• [Exercise brief] Convert every line of the material below into a JSON list of strings, one string per line, with blank lines left out. Leave the pictures out of the answer.
──────── Record set
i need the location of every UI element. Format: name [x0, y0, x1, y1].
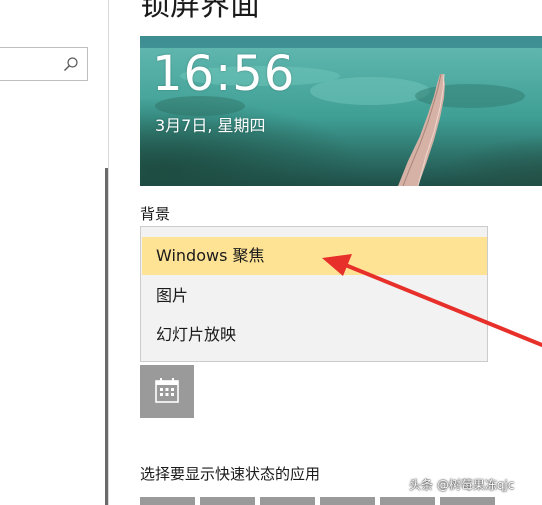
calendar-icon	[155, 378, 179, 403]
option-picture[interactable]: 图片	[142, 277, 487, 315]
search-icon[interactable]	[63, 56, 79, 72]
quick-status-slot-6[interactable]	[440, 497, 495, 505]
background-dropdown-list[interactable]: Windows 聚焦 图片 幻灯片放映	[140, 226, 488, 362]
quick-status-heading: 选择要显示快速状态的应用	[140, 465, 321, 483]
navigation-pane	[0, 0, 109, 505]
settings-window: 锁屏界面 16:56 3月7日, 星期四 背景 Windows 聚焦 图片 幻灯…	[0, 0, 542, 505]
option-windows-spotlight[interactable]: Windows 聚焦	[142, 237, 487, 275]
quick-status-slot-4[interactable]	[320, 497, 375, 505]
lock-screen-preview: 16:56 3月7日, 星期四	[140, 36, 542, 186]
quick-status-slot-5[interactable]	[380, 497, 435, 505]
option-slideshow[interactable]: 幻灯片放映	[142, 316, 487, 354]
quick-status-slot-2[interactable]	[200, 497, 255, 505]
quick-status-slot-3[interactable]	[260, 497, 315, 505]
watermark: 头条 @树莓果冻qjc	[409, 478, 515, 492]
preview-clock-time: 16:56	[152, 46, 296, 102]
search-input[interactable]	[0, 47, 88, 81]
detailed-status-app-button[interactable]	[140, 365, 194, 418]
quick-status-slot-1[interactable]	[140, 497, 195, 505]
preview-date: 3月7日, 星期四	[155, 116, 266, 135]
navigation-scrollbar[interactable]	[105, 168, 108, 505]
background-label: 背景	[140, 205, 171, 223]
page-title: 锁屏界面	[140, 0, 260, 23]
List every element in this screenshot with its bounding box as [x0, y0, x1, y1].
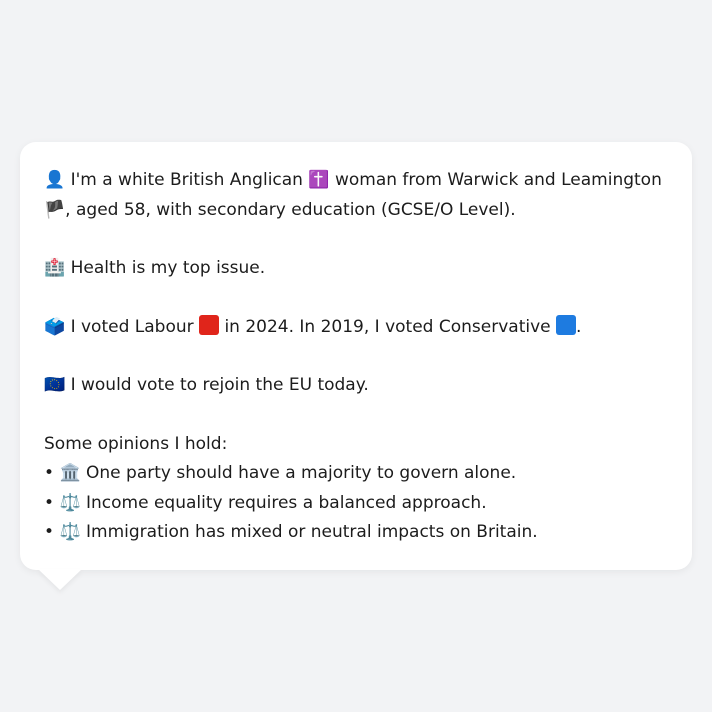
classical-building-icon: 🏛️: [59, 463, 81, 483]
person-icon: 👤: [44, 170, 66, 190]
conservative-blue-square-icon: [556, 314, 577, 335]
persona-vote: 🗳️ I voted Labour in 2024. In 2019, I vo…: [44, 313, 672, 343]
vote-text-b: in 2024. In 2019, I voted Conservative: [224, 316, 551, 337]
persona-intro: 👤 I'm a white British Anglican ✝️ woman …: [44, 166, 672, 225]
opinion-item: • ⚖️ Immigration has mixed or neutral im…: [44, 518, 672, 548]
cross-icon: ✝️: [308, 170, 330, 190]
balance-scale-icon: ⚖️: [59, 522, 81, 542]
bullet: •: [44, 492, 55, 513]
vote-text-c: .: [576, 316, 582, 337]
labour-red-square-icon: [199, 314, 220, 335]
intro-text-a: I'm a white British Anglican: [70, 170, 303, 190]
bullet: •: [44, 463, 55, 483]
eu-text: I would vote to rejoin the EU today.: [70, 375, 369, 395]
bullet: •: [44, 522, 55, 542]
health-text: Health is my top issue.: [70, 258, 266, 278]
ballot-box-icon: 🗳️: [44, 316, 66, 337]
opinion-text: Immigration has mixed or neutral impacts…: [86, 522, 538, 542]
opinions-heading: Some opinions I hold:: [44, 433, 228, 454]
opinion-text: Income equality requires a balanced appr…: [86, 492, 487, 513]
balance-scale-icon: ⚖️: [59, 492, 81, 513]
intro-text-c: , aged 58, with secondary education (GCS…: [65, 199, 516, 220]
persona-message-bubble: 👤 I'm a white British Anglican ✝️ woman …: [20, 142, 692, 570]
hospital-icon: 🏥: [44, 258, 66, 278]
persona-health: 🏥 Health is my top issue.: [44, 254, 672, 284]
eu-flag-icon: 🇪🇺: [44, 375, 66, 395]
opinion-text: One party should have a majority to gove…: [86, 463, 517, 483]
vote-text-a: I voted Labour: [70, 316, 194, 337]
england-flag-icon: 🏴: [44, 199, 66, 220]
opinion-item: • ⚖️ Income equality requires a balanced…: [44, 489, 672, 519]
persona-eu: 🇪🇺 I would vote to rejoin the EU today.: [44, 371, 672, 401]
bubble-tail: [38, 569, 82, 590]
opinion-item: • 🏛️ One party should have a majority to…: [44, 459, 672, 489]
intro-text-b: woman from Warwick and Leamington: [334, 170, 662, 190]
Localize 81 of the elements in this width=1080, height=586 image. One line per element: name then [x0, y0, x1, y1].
────────────────
• [Output for this task]
[
  "i need the location of every UI element. Format: name [x0, y0, x1, y1].",
  "calendar-icon\t[155, 378, 179, 403]",
  "option-picture[interactable]: 图片\t[142, 277, 487, 315]",
  "search-icon[interactable]\t[63, 56, 79, 72]",
  "quick-status-slot-6[interactable]\t[440, 497, 495, 505]",
  "background-dropdown-list[interactable]: Windows 聚焦 图片 幻灯片放映\t[140, 226, 488, 362]",
  "quick-status-heading: 选择要显示快速状态的应用\t[140, 465, 321, 483]",
  "navigation-pane\t[0, 0, 109, 505]",
  "settings-window: 锁屏界面 16:56 3月7日, 星期四 背景 Windows 聚焦 图片 幻灯…\t[0, 0, 542, 505]",
  "option-windows-spotlight[interactable]: Windows 聚焦\t[142, 237, 487, 275]",
  "quick-status-slot-4[interactable]\t[320, 497, 375, 505]",
  "lock-screen-preview: 16:56 3月7日, 星期四\t[140, 36, 542, 186]",
  "quick-status-slot-5[interactable]\t[380, 497, 435, 505]",
  "option-slideshow[interactable]: 幻灯片放映\t[142, 316, 487, 354]",
  "quick-status-slot-2[interactable]\t[200, 497, 255, 505]",
  "quick-status-slot-3[interactable]\t[260, 497, 315, 505]",
  "watermark: 头条 @树莓果冻qjc\t[409, 478, 515, 492]",
  "preview-clock-time: 16:56\t[152, 46, 296, 102]",
  "search-input[interactable]\t[0, 47, 88, 81]",
  "detailed-status-app-button[interactable]\t[140, 365, 194, 418]",
  "quick-status-slot-1[interactable]\t[140, 497, 195, 505]",
  "preview-date: 3月7日, 星期四\t[155, 116, 266, 135]",
  "navigation-scrollbar[interactable]\t[105, 168, 108, 505]",
  "background-label: 背景\t[140, 205, 171, 223]",
  "page-title: 锁屏界面\t[140, 0, 260, 23]",
  "List every element in this screenshot with its bounding box as [x0, y0, x1, y1].",
  "classical-building-icon: 🏛️: [59, 463, 81, 483]",
  "person-icon: 👤: [44, 170, 66, 190]",
  "conservative-blue-square-icon: [556, 314, 577, 335]",
  "persona-vote: 🗳️ I voted Labour in 2024. In 2019, I vo…: [44, 313, 672, 343]",
  "vote-text-b: in 2024. In 2019, I voted Conservative: [224, 316, 551, 337]",
  "persona-intro: 👤 I'm a white British Anglican ✝️ woman …: [44, 166, 672, 225]",
  "opinion-item: • ⚖️ Immigration has mixed or neutral im…: [44, 518, 672, 548]",
  "cross-icon: ✝️: [308, 170, 330, 190]",
  "balance-scale-icon: ⚖️: [59, 522, 81, 542]",
  "bullet: •: [44, 492, 55, 513]",
  "vote-text-c: .: [576, 316, 582, 337]",
  "labour-red-square-icon: [199, 314, 220, 335]",
  "intro-text-a: I'm a white British Anglican: [70, 170, 303, 190]",
  "bullet: •: [44, 463, 55, 483]",
  "eu-text: I would vote to rejoin the EU today.: [70, 375, 369, 395]",
  "bullet: •: [44, 522, 55, 542]",
  "health-text: Health is my top issue.: [70, 258, 266, 278]",
  "ballot-box-icon: 🗳️: [44, 316, 66, 337]",
  "opinion-text: Immigration has mixed or neutral impacts…: [86, 522, 538, 542]",
  "opinions-heading: Some opinions I hold:: [44, 433, 228, 454]",
  "opinion-text: Income equality requires a balanced appr…: [86, 492, 487, 513]",
  "balance-scale-icon: ⚖️: [59, 492, 81, 513]",
  "intro-text-c: , aged 58, with secondary education (GCS…: [65, 199, 516, 220]",
  "persona-message-bubble: 👤 I'm a white British Anglican ✝️ woman …: [20, 142, 692, 570]",
  "hospital-icon: 🏥: [44, 258, 66, 278]",
  "persona-health: 🏥 Health is my top issue.: [44, 254, 672, 284]",
  "eu-flag-icon: 🇪🇺: [44, 375, 66, 395]",
  "opinion-text: One party should have a majority to gove…: [86, 463, 517, 483]",
  "vote-text-a: I voted Labour: [70, 316, 194, 337]",
  "england-flag-icon: 🏴: [44, 199, 66, 220]",
  "opinion-item: • ⚖️ Income equality requires a balanced…: [44, 489, 672, 519]",
  "persona-eu: 🇪🇺 I would vote to rejoin the EU today.: [44, 371, 672, 401]",
  "bubble-tail: [38, 569, 82, 590]",
  "opinion-item: • 🏛️ One party should have a majority to…: [44, 459, 672, 489]",
  "intro-text-b: woman from Warwick and Leamington: [334, 170, 662, 190]",
  "Localize 81 of the elements in this width=1080, height=586 image. One line per element: name then [x0, y0, x1, y1]."
]